Task description: Make an exact copy of the records, with the images left out.

********************

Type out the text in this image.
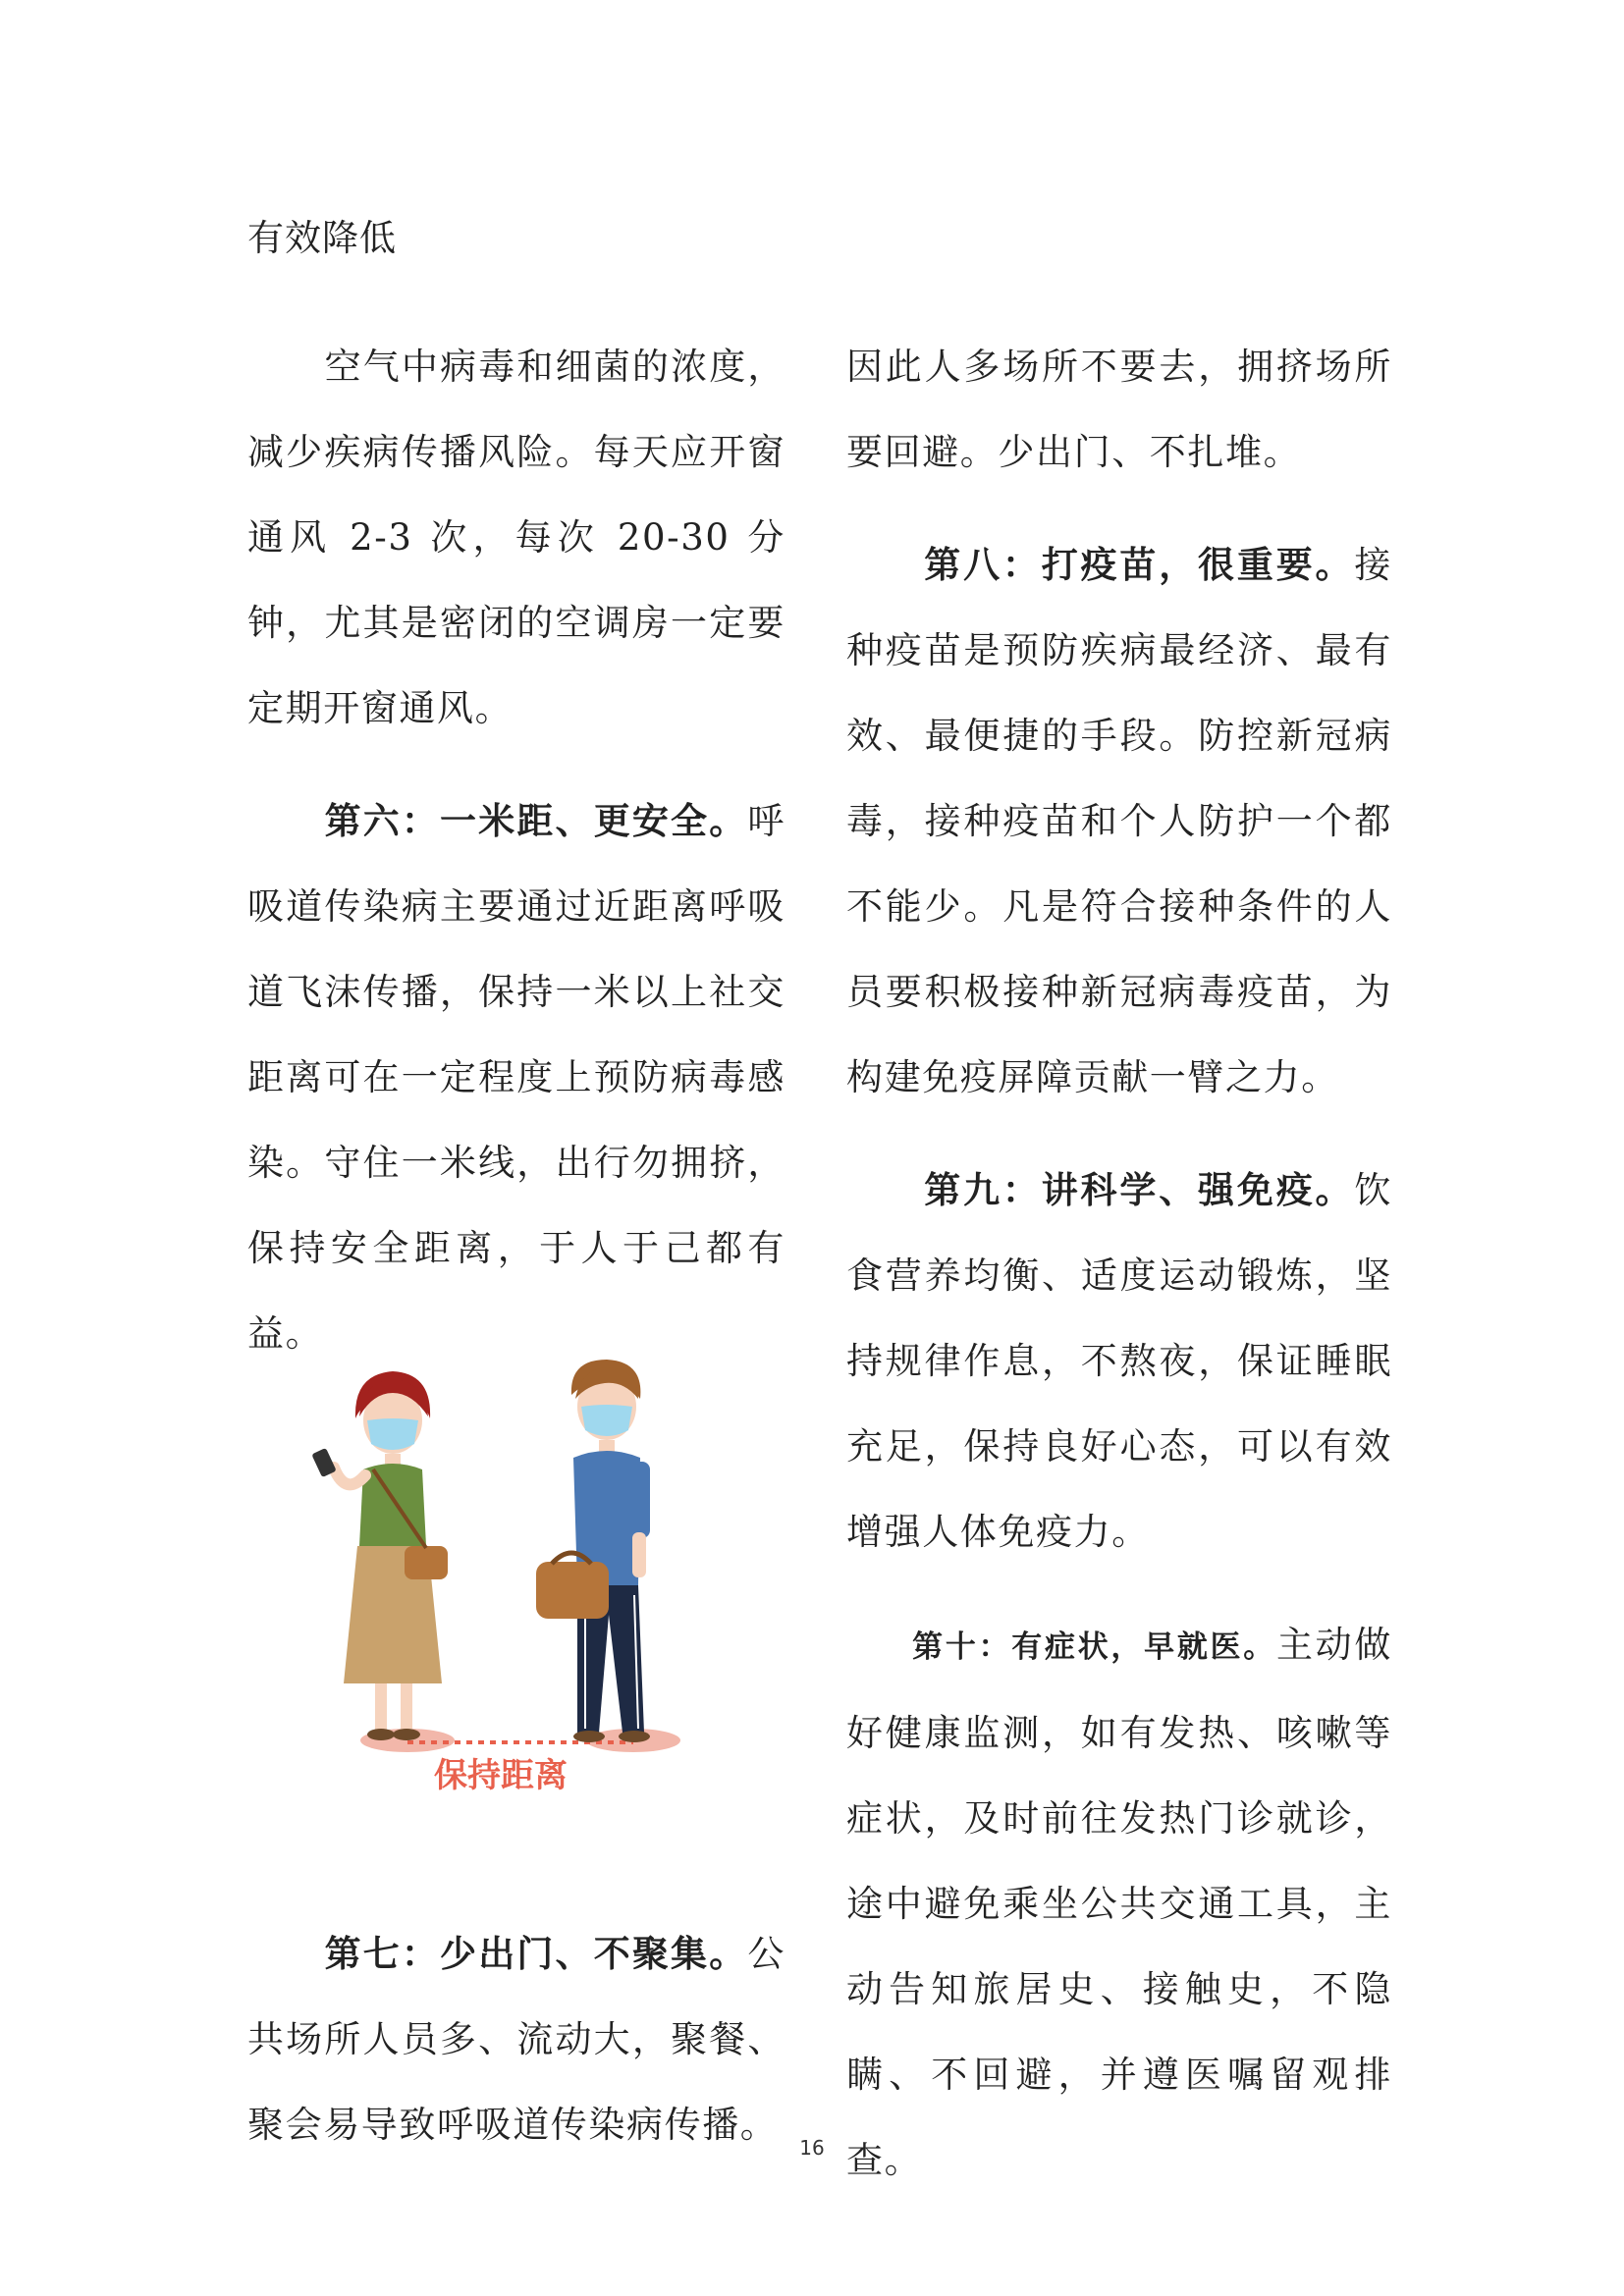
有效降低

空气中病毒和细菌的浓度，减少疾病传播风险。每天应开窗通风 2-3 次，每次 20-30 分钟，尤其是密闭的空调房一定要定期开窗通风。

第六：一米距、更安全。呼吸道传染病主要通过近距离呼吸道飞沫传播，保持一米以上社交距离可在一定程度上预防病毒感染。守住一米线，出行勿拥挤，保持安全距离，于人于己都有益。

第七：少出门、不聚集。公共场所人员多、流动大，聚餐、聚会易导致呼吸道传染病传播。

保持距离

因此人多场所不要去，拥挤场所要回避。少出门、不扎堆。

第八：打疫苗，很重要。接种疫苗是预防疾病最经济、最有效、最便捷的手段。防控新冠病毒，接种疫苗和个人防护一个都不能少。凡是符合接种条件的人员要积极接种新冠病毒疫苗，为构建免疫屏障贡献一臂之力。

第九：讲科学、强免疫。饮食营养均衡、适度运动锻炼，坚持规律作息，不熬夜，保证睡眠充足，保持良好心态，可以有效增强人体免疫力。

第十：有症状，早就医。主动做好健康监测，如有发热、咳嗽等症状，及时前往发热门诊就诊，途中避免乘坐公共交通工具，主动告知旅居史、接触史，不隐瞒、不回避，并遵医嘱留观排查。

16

********************

Solution:
Type out the text in this image.
有效降低

空气中病毒和细菌的浓度，减少疾病传播风险。每天应开窗通风 2-3 次，每次 20-30 分钟，尤其是密闭的空调房一定要定期开窗通风。

第六：一米距、更安全。呼吸道传染病主要通过近距离呼吸道飞沫传播，保持一米以上社交距离可在一定程度上预防病毒感染。守住一米线，出行勿拥挤，保持安全距离，于人于己都有益。

第七：少出门、不聚集。公共场所人员多、流动大，聚餐、聚会易导致呼吸道传染病传播。

保持距离

因此人多场所不要去，拥挤场所要回避。少出门、不扎堆。

第八：打疫苗，很重要。接种疫苗是预防疾病最经济、最有效、最便捷的手段。防控新冠病毒，接种疫苗和个人防护一个都不能少。凡是符合接种条件的人员要积极接种新冠病毒疫苗，为构建免疫屏障贡献一臂之力。

第九：讲科学、强免疫。饮食营养均衡、适度运动锻炼，坚持规律作息，不熬夜，保证睡眠充足，保持良好心态，可以有效增强人体免疫力。

第十：有症状，早就医。主动做好健康监测，如有发热、咳嗽等症状，及时前往发热门诊就诊，途中避免乘坐公共交通工具，主动告知旅居史、接触史，不隐瞒、不回避，并遵医嘱留观排查。

16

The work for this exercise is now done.